OBJECTIVE:
Extract every line of the records that contains the string "Simond", matching case exactly.

AVAILABLE DATA:
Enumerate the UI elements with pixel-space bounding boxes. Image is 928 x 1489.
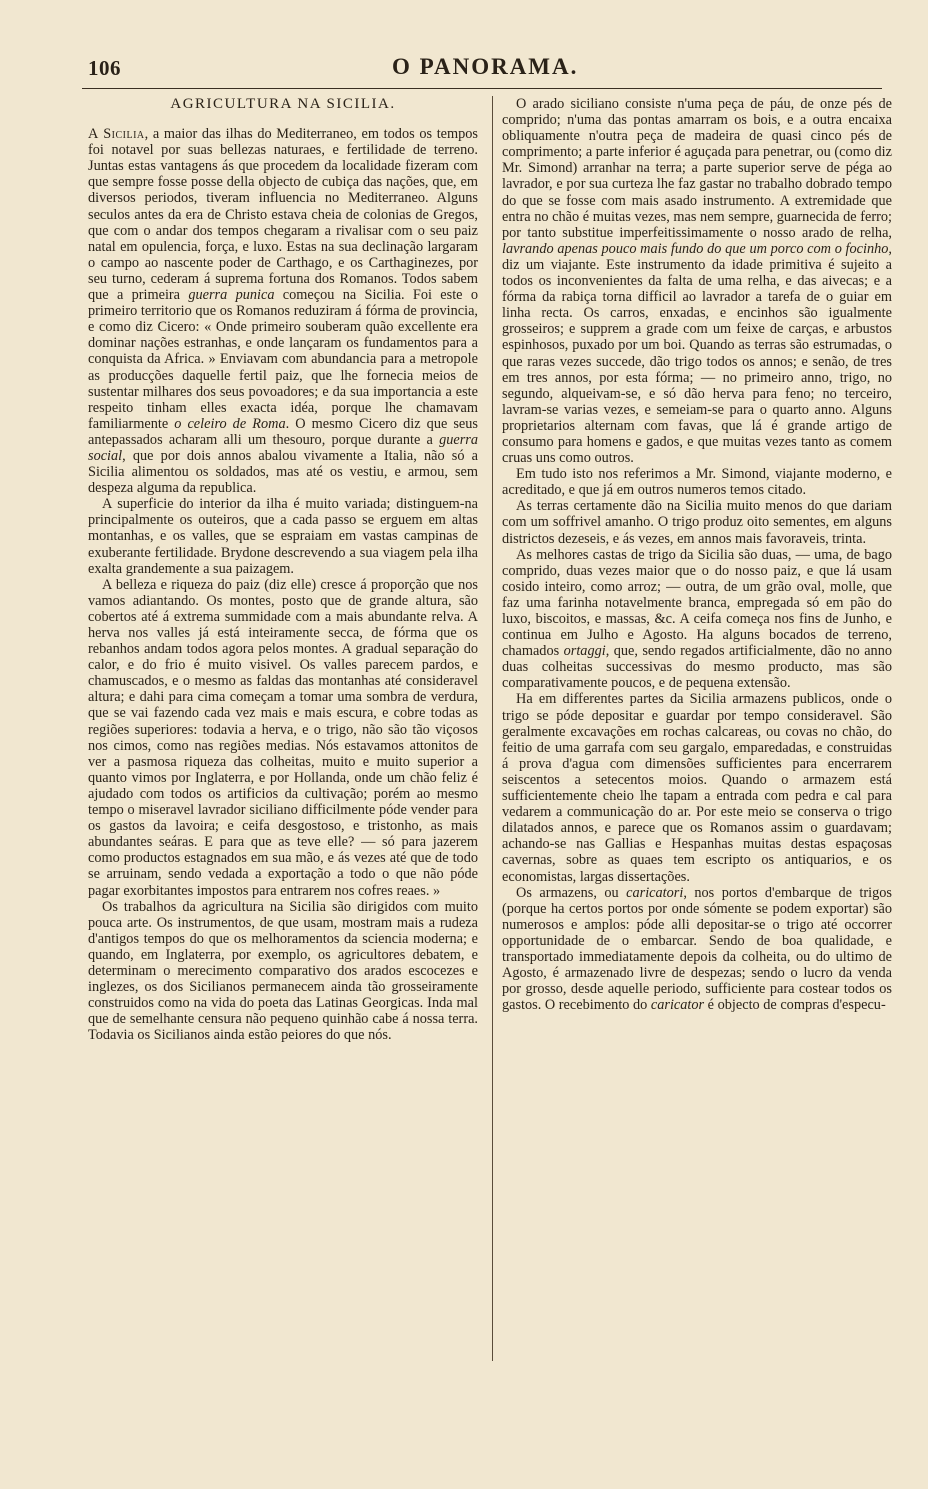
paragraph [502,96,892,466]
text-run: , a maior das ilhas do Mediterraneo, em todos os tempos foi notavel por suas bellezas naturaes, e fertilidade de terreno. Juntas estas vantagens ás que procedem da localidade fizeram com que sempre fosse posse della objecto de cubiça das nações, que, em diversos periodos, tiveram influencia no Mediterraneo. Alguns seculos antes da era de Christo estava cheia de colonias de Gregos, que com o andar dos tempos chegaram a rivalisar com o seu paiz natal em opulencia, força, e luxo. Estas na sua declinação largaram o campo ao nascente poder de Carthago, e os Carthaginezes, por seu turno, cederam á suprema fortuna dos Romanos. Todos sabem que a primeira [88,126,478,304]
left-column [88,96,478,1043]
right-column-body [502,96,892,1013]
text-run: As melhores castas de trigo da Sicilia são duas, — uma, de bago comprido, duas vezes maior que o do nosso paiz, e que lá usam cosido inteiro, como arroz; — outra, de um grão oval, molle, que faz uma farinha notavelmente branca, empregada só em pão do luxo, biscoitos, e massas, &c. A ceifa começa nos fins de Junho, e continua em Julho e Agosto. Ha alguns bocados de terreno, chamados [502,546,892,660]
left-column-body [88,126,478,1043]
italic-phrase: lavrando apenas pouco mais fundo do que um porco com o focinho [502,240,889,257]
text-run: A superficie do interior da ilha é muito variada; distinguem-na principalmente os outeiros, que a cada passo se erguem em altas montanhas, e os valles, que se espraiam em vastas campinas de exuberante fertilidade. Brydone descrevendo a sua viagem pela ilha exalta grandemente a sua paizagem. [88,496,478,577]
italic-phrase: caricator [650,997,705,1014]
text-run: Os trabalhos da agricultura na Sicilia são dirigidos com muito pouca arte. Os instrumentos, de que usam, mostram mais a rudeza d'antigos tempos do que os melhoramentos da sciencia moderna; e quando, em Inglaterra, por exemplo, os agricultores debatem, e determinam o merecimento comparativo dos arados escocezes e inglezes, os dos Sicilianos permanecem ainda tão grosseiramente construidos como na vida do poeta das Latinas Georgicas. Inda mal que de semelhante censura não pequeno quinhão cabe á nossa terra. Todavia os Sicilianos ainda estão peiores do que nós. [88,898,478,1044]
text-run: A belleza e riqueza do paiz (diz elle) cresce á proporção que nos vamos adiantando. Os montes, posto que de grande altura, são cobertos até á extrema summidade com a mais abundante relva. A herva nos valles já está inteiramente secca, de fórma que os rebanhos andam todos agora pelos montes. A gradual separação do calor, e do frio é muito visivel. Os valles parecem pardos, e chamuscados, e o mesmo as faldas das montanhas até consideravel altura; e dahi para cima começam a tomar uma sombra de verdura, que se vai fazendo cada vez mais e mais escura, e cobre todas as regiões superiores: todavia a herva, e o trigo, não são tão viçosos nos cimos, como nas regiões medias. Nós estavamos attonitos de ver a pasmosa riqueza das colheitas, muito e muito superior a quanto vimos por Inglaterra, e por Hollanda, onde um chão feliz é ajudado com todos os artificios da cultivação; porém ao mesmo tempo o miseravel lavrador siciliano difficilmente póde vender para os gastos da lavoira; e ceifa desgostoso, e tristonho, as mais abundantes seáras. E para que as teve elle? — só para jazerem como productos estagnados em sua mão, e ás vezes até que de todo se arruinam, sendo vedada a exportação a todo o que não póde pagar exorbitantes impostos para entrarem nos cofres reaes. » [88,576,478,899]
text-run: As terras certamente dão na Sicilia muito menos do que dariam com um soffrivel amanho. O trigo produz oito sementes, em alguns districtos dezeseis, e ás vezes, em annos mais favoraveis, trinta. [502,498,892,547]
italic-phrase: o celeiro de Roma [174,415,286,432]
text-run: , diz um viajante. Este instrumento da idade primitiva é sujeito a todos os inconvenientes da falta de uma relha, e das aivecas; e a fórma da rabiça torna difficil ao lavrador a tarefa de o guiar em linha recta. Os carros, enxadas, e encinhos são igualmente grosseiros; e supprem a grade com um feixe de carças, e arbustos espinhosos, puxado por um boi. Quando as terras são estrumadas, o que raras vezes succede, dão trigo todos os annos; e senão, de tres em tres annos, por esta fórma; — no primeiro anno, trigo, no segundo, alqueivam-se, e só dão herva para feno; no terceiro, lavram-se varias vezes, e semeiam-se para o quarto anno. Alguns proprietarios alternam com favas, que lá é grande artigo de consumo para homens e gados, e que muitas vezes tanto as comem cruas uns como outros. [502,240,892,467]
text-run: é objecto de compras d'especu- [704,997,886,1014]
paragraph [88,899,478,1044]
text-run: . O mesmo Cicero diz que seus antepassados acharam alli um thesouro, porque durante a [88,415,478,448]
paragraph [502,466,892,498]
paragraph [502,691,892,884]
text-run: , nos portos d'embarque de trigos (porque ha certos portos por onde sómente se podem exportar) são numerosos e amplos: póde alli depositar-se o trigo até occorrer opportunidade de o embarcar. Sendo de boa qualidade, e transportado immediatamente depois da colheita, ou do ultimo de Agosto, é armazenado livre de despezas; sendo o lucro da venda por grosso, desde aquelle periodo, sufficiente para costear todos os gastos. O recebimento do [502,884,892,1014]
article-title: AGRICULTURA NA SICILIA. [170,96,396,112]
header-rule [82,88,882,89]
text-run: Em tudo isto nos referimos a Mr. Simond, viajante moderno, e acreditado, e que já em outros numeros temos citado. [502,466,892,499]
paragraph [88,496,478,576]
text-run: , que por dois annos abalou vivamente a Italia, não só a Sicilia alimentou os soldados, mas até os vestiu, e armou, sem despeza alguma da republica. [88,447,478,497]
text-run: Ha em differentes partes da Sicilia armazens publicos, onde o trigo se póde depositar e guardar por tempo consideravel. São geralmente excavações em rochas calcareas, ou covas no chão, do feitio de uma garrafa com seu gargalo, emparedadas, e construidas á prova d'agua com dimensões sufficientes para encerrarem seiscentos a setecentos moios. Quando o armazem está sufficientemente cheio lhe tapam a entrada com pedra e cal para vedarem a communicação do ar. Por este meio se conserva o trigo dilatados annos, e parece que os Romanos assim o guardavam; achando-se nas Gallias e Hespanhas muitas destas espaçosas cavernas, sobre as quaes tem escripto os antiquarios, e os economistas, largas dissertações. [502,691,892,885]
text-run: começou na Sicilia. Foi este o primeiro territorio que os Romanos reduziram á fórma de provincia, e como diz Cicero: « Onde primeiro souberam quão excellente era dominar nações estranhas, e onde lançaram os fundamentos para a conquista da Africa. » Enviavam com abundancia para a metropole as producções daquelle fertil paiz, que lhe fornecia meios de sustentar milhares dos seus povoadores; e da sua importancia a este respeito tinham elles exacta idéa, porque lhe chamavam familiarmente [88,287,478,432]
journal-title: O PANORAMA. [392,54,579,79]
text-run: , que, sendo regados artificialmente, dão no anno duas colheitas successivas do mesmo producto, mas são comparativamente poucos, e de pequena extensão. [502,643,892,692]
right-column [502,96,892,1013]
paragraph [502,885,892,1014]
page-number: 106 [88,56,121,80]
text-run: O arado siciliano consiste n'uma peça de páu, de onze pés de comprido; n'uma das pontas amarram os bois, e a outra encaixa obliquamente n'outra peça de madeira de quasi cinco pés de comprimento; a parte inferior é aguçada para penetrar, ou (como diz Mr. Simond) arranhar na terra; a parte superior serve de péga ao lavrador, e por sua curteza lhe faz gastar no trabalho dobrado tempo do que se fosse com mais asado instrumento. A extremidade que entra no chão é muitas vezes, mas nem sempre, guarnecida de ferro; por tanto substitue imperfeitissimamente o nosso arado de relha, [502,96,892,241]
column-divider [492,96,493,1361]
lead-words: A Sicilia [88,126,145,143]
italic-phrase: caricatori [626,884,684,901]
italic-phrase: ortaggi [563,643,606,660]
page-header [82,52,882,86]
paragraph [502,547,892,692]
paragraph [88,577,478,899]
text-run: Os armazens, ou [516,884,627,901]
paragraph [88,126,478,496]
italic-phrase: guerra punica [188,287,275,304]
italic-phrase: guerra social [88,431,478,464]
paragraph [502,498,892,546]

RESPONSE BELOW:
text-run: Em tudo isto nos referimos a Mr. Simond, viajante moderno, e acreditado, e que já em outros numeros temos citado. [502,466,892,499]
text-run: O arado siciliano consiste n'uma peça de páu, de onze pés de comprido; n'uma das pontas amarram os bois, e a outra encaixa obliquamente n'outra peça de madeira de quasi cinco pés de comprimento; a parte inferior é aguçada para penetrar, ou (como diz Mr. Simond) arranhar na terra; a parte superior serve de péga ao lavrador, e por sua curteza lhe faz gastar no trabalho dobrado tempo do que se fosse com mais asado instrumento. A extremidade que entra no chão é muitas vezes, mas nem sempre, guarnecida de ferro; por tanto substitue imperfeitissimamente o nosso arado de relha, [502,96,892,241]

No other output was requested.